Please work out how many lines in the material contain "type" and give only that figure.
** START RECORDS FOR THE TASK **
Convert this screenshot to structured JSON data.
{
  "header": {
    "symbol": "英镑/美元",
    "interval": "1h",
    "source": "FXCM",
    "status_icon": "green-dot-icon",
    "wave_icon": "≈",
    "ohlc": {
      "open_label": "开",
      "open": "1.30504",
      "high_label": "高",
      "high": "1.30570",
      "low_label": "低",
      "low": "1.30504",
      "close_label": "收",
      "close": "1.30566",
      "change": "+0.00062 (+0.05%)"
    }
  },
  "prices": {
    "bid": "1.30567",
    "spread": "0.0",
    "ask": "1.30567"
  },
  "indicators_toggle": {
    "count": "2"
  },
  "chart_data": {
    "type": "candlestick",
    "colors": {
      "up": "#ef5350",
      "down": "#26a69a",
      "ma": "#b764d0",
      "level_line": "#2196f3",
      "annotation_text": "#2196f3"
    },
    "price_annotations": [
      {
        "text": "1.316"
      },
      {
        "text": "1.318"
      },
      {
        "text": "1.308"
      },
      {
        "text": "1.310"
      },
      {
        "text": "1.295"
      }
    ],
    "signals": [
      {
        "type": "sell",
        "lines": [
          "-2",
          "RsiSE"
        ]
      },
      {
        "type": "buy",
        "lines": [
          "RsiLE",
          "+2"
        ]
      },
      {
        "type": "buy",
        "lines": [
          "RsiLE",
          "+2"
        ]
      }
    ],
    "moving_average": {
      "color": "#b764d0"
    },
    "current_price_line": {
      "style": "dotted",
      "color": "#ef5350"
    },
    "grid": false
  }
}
** END RECORDS FOR THE TASK **
** START RECORDS FOR THE TASK **
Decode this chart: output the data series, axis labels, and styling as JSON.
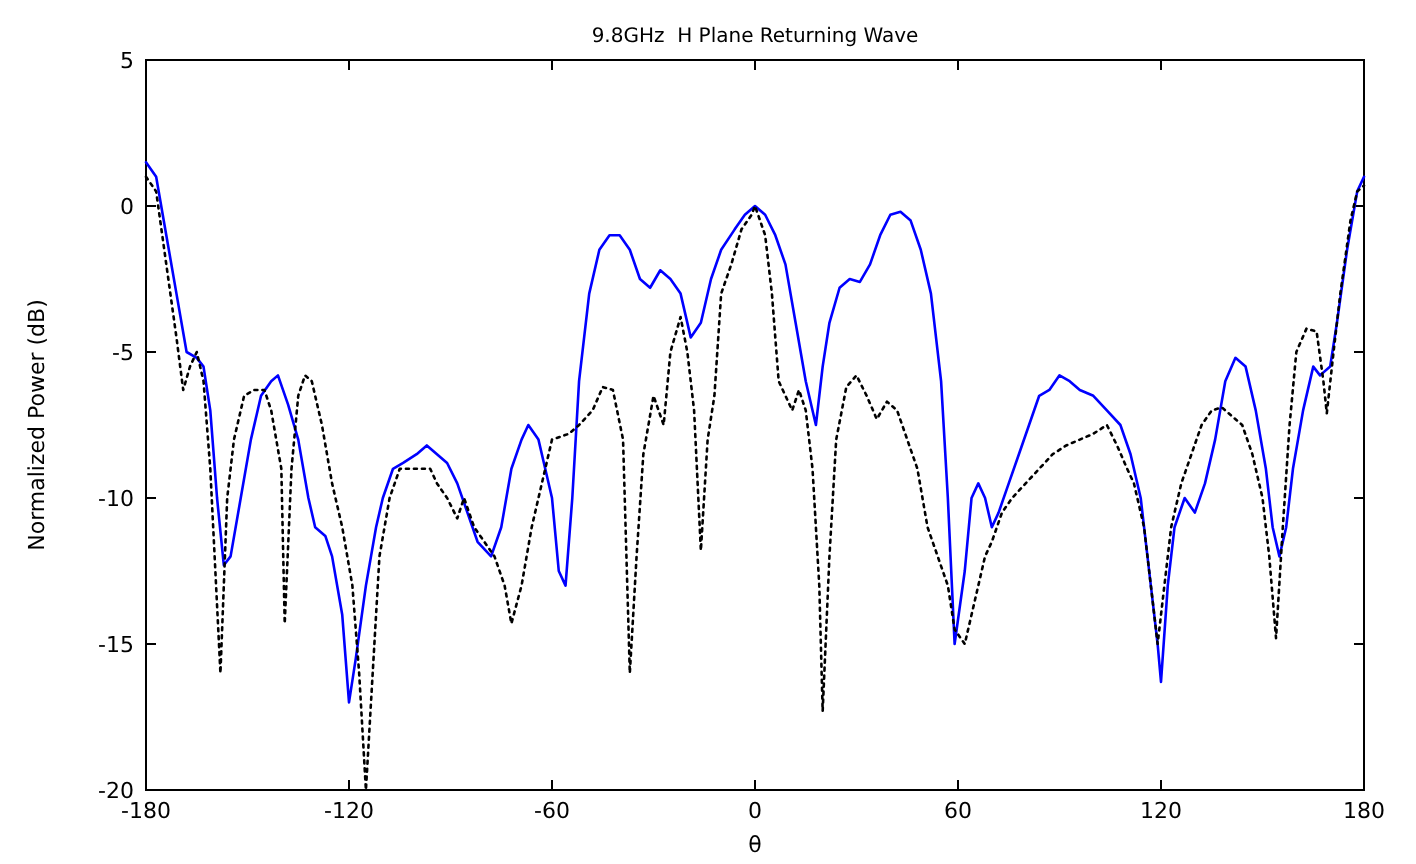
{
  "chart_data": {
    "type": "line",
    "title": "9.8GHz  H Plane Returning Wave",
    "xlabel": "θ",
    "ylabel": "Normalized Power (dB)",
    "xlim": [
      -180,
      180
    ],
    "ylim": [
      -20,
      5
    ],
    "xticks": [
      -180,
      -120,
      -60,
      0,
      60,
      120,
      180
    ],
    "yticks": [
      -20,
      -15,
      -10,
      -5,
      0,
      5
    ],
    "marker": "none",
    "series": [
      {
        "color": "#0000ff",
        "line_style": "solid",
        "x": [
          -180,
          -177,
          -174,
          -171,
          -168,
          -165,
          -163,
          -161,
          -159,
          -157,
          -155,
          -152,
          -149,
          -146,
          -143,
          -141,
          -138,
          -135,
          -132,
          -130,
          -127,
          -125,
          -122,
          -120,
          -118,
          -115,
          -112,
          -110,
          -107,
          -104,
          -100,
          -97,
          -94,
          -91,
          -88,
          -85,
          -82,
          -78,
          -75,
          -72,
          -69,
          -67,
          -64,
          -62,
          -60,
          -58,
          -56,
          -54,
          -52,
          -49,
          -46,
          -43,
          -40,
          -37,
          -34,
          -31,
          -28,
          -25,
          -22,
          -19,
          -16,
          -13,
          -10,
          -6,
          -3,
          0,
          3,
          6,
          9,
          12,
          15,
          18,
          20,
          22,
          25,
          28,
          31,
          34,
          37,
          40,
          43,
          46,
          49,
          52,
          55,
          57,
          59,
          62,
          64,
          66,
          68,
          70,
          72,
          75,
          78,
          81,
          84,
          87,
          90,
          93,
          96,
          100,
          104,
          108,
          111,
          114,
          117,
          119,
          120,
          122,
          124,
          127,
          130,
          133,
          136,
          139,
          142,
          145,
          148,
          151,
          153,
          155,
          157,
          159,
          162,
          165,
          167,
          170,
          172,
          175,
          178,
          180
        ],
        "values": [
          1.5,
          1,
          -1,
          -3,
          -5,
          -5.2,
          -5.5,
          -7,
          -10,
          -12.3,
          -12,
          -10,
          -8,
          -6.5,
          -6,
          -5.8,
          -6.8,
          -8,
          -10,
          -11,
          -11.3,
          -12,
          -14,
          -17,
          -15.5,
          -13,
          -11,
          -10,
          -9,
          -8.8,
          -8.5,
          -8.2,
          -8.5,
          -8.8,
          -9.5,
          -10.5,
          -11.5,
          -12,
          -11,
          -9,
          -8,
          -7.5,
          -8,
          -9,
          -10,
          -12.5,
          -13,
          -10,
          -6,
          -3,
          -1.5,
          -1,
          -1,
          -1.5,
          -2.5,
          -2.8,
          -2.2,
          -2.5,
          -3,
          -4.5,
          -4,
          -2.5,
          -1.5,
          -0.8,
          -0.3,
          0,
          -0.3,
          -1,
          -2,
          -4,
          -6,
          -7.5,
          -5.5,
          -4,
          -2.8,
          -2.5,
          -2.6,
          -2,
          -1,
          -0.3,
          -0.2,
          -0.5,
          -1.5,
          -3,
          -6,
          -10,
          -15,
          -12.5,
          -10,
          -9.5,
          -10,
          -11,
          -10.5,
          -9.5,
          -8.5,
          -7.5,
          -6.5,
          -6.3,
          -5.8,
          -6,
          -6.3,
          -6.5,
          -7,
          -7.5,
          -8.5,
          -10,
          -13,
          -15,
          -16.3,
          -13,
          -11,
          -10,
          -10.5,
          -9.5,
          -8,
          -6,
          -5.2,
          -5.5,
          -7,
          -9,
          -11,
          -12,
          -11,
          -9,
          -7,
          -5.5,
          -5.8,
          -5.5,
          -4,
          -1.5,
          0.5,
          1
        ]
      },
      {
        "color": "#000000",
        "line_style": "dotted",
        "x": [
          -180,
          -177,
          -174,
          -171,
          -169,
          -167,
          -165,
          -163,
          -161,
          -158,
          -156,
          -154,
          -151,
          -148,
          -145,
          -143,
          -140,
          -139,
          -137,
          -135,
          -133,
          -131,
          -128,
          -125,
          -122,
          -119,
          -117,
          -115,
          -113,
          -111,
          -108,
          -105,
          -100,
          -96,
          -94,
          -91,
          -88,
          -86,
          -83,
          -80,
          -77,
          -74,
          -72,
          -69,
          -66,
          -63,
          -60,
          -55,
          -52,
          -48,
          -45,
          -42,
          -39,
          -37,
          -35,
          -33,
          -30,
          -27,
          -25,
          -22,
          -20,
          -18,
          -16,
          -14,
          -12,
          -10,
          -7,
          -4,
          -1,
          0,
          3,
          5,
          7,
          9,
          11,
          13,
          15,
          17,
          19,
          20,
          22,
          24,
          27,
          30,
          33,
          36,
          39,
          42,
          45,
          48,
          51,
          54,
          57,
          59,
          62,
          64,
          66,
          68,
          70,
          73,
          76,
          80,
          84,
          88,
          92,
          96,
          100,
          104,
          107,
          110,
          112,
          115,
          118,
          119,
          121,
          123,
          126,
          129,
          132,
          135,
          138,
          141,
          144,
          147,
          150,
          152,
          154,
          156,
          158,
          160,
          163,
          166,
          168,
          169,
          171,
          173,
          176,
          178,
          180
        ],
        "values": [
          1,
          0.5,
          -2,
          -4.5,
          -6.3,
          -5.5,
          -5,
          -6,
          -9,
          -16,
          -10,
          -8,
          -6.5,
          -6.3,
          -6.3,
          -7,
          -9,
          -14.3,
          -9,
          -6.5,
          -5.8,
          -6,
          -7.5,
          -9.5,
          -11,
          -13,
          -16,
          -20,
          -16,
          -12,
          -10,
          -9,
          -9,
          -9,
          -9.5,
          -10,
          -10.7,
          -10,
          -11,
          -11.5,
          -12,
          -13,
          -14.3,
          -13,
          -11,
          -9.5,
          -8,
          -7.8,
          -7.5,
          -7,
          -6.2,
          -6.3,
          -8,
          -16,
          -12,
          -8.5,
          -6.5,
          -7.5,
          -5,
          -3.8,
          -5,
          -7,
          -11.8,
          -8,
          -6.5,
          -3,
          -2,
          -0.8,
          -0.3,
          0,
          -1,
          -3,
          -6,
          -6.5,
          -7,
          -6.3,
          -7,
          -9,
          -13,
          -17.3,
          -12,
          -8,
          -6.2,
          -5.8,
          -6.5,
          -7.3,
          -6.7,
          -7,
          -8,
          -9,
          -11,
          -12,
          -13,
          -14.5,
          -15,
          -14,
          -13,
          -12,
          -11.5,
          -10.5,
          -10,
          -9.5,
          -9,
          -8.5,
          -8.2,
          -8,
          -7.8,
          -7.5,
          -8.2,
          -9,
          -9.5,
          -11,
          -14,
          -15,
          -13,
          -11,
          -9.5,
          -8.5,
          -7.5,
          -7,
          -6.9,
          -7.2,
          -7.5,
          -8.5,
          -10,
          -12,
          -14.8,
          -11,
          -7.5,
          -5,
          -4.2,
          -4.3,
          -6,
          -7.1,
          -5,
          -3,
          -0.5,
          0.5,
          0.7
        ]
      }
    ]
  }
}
** END RECORDS FOR THE TASK **
* [EXPECTED OUTPUT] 5